#### [WHAT YOU ARE ASKED TO DO]
Copy all entries without alteration and skip the pictures they hold.

#### [SUPPLIED DATA]
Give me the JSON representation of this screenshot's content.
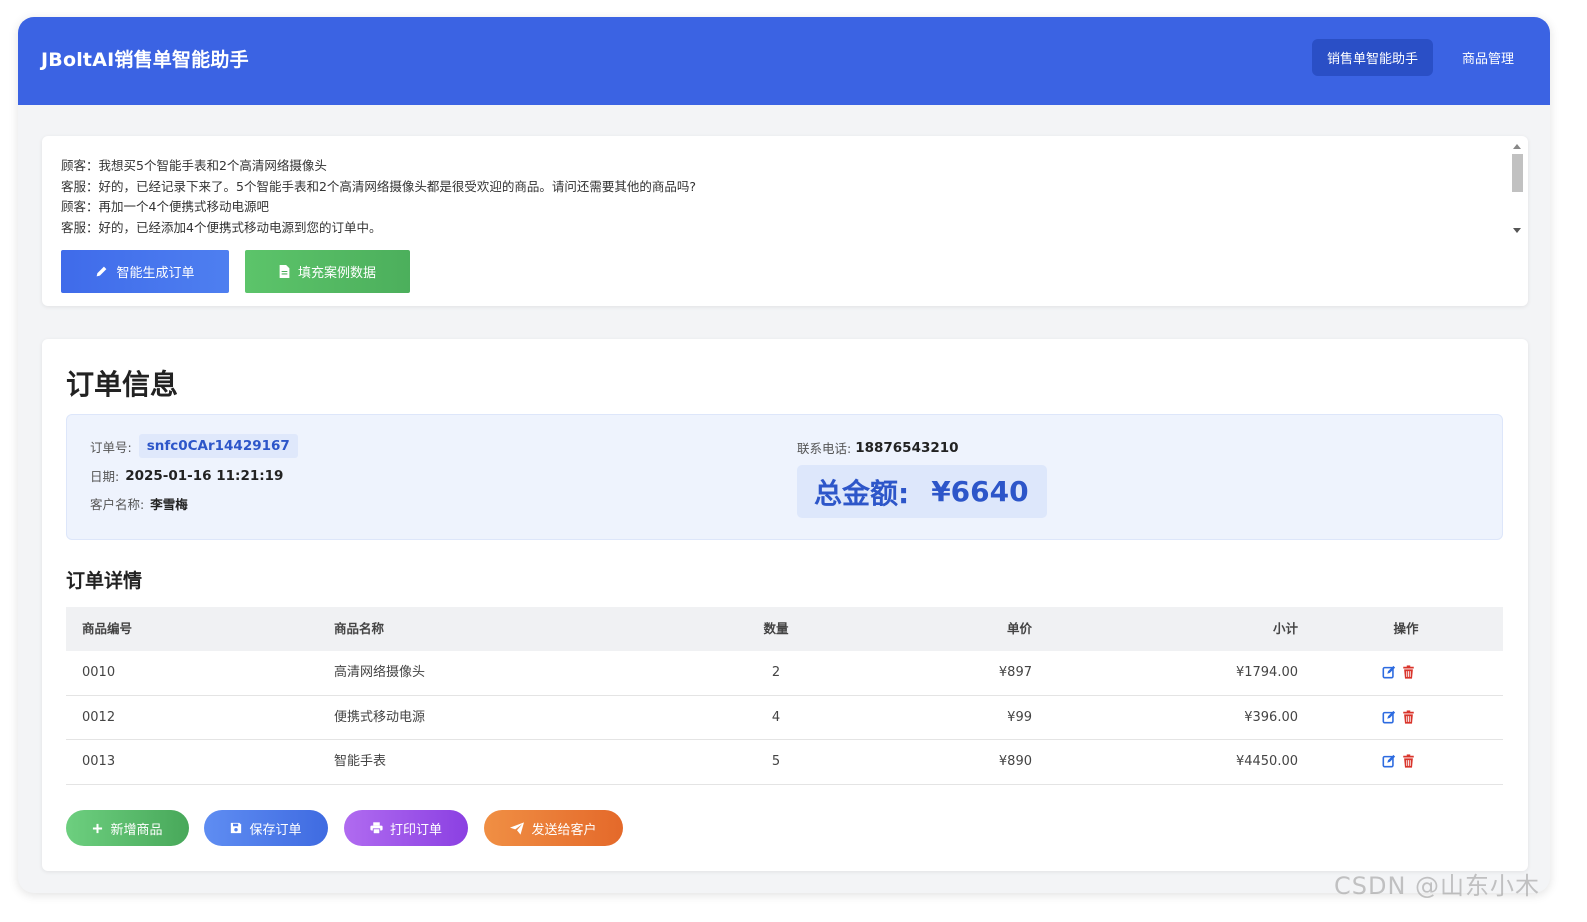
{
  "header": {
    "brand": "JBoltAI销售单智能助手",
    "nav": [
      {
        "label": "销售单智能助手",
        "active": true
      },
      {
        "label": "商品管理",
        "active": false
      }
    ]
  },
  "chat": {
    "lines": [
      "顾客：我想买5个智能手表和2个高清网络摄像头",
      "客服：好的，已经记录下来了。5个智能手表和2个高清网络摄像头都是很受欢迎的商品。请问还需要其他的商品吗?",
      "顾客：再加一个4个便携式移动电源吧",
      "客服：好的，已经添加4个便携式移动电源到您的订单中。"
    ],
    "generate_button": "智能生成订单",
    "fill_button": "填充案例数据"
  },
  "order": {
    "title": "订单信息",
    "order_no_label": "订单号:",
    "order_no": "snfc0CAr14429167",
    "date_label": "日期:",
    "date": "2025-01-16 11:21:19",
    "customer_label": "客户名称:",
    "customer": "李雪梅",
    "phone_label": "联系电话:",
    "phone": "18876543210",
    "total_label": "总金额:",
    "total": "¥6640"
  },
  "details": {
    "title": "订单详情",
    "columns": [
      "商品编号",
      "商品名称",
      "数量",
      "单价",
      "小计",
      "操作"
    ],
    "rows": [
      {
        "code": "0010",
        "name": "高清网络摄像头",
        "qty": "2",
        "price": "¥897",
        "subtotal": "¥1794.00"
      },
      {
        "code": "0012",
        "name": "便携式移动电源",
        "qty": "4",
        "price": "¥99",
        "subtotal": "¥396.00"
      },
      {
        "code": "0013",
        "name": "智能手表",
        "qty": "5",
        "price": "¥890",
        "subtotal": "¥4450.00"
      }
    ]
  },
  "actions": {
    "add": "新增商品",
    "save": "保存订单",
    "print": "打印订单",
    "send": "发送给客户"
  },
  "watermark": "CSDN @山东小木",
  "colors": {
    "primary": "#3b63e3",
    "accent_blue": "#2d56c9",
    "green": "#4caf5c",
    "purple": "#8b40e2",
    "orange": "#e4692a",
    "delete_red": "#d9342b"
  }
}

#### [SOLUTION]
Give me the JSON representation of this screenshot's content.
{
  "header": {
    "brand": "JBoltAI销售单智能助手",
    "nav": [
      {
        "label": "销售单智能助手",
        "active": true
      },
      {
        "label": "商品管理",
        "active": false
      }
    ]
  },
  "chat": {
    "lines": [
      "顾客：我想买5个智能手表和2个高清网络摄像头",
      "客服：好的，已经记录下来了。5个智能手表和2个高清网络摄像头都是很受欢迎的商品。请问还需要其他的商品吗?",
      "顾客：再加一个4个便携式移动电源吧",
      "客服：好的，已经添加4个便携式移动电源到您的订单中。"
    ],
    "generate_button": "智能生成订单",
    "fill_button": "填充案例数据"
  },
  "order": {
    "title": "订单信息",
    "order_no_label": "订单号:",
    "order_no": "snfc0CAr14429167",
    "date_label": "日期:",
    "date": "2025-01-16 11:21:19",
    "customer_label": "客户名称:",
    "customer": "李雪梅",
    "phone_label": "联系电话:",
    "phone": "18876543210",
    "total_label": "总金额:",
    "total": "¥6640"
  },
  "details": {
    "title": "订单详情",
    "columns": [
      "商品编号",
      "商品名称",
      "数量",
      "单价",
      "小计",
      "操作"
    ],
    "rows": [
      {
        "code": "0010",
        "name": "高清网络摄像头",
        "qty": "2",
        "price": "¥897",
        "subtotal": "¥1794.00"
      },
      {
        "code": "0012",
        "name": "便携式移动电源",
        "qty": "4",
        "price": "¥99",
        "subtotal": "¥396.00"
      },
      {
        "code": "0013",
        "name": "智能手表",
        "qty": "5",
        "price": "¥890",
        "subtotal": "¥4450.00"
      }
    ]
  },
  "actions": {
    "add": "新增商品",
    "save": "保存订单",
    "print": "打印订单",
    "send": "发送给客户"
  },
  "watermark": "CSDN @山东小木",
  "colors": {
    "primary": "#3b63e3",
    "accent_blue": "#2d56c9",
    "green": "#4caf5c",
    "purple": "#8b40e2",
    "orange": "#e4692a",
    "delete_red": "#d9342b"
  }
}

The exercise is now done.